• **Prompt 1**:
In the PDFBox forum thread, which tool does the poster say they are using as their PDF exporter?
• **Prompt 2**:
In the listing, format the part that opens with the line containing "Enumerate the UI" and closes with the line containing "step1-text: Sew fabric" as a Markdown table with the columns n and Line, one row per line, blank lines left out.
-- start Excerpt --
Reputation: 39

How can i extract image from button icon in PDF using Apache PDFBox?

I want to get image icon from button in pdf using java netbeans, and put it in some panel. However i hit a brick here. I'm using PDFBox as my PDF exporter, and i can't seem to understand enough. I already succeed reading from the form field, but there is no button extractor as long as i try to find it in PDFBox. How should i made it ? And is it possible using this method, or is there any other way around. Thanks in advance.

Edit : I already found to extractimages using the one that are in example utility using this code :

       File myFile = new File(filename);
        try { 

            //PDDocument pdDoc = PDDocument.loadNonSeq( myFile, null );
            PDDocument pdDoc = null;
            pdDoc = PDDocument.load( myFile );
            PDDocumentCatalog pdCatalog = pdDoc.getDocumentCatalog();
            PDAcroForm pdAcroForm = pdCatalog.getAcroForm();
            // dipakai untuk membaca isi file

            List pages = pdDoc.getDocumentCatalog().getAllPages();
            Iterator iter = pages.iterator();
             while( iter.hasNext() )
             {
                 PDPage page = (PDPage)iter.next();
                 PDResources resources = page.getResources();
                 Map images = resources.getImages();
                 if( images != null )
-- end Excerpt --
-- start Dataset --
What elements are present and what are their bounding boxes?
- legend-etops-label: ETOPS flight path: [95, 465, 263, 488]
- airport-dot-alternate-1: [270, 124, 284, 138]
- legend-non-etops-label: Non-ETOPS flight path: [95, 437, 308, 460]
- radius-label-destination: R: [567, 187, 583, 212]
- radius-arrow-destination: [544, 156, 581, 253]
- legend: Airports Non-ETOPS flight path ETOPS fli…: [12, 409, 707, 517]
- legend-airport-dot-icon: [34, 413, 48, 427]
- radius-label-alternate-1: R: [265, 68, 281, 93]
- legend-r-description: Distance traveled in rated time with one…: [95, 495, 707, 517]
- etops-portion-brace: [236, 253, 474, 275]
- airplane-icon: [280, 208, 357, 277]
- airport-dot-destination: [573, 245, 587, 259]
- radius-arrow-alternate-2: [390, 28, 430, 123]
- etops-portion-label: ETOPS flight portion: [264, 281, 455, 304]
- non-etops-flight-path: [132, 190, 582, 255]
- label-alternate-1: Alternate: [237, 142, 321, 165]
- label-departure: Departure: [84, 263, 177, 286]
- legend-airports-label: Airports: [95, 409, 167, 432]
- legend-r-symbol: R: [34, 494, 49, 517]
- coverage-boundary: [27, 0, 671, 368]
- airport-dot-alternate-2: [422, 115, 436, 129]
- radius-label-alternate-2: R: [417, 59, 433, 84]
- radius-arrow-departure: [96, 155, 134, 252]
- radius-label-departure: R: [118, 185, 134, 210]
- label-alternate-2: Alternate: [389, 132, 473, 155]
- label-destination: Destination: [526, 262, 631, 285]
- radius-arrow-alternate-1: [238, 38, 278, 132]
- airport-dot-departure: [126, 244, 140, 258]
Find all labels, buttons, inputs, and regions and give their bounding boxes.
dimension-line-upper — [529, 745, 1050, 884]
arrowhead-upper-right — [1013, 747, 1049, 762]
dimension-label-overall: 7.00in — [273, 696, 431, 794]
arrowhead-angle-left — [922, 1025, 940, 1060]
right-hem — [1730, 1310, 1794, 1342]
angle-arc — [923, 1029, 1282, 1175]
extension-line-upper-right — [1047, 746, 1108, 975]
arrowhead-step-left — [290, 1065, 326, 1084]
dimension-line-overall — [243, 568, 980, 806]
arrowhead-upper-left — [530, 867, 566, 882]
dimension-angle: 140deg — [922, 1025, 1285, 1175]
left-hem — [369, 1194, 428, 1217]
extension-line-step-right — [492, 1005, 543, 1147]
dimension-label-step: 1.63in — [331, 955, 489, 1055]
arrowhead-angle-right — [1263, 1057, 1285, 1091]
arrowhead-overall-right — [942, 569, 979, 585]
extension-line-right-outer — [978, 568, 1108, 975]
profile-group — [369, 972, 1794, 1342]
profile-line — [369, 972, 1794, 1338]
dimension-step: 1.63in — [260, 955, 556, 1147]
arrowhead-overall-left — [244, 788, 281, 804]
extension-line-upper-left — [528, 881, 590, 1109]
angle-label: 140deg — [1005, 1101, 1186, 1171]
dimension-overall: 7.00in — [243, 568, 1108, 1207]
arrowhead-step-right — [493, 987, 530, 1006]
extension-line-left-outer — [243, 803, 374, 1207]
-- end Dataset --
-- start Dataset --
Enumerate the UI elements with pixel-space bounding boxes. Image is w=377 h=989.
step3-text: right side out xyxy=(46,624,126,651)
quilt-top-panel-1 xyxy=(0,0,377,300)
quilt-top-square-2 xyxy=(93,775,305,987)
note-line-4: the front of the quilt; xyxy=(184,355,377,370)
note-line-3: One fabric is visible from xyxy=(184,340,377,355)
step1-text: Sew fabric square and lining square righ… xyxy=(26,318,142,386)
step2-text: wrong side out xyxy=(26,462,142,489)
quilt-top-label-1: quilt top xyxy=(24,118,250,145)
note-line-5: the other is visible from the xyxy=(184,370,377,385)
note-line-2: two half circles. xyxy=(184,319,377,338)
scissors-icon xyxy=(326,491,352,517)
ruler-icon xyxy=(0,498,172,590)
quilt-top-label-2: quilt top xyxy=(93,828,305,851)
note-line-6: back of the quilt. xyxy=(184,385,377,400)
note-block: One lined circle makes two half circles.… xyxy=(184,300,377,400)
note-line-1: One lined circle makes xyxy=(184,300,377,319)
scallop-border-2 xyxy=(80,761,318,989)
-- end Dataset --
• **Written answer 1**:
PDFBox

• **Written answer 2**:
| n | Line |
|---|---|
| 1 | Enumerate the UI elements with pixel-space bounding boxes. Image is w=377 h=989. |
| 2 | step3-text: right side out xyxy=(46,624,126,651) |
| 3 | quilt-top-panel-1 xyxy=(0,0,377,300) |
| 4 | quilt-top-square-2 xyxy=(93,775,305,987) |
| 5 | note-line-4: the front of the quilt; xyxy=(184,355,377,370) |
| 6 | note-line-3: One fabric is visible from xyxy=(184,340,377,355) |
| 7 | step1-text: Sew fabric square and lining square righ… xyxy=(26,318,142,386) |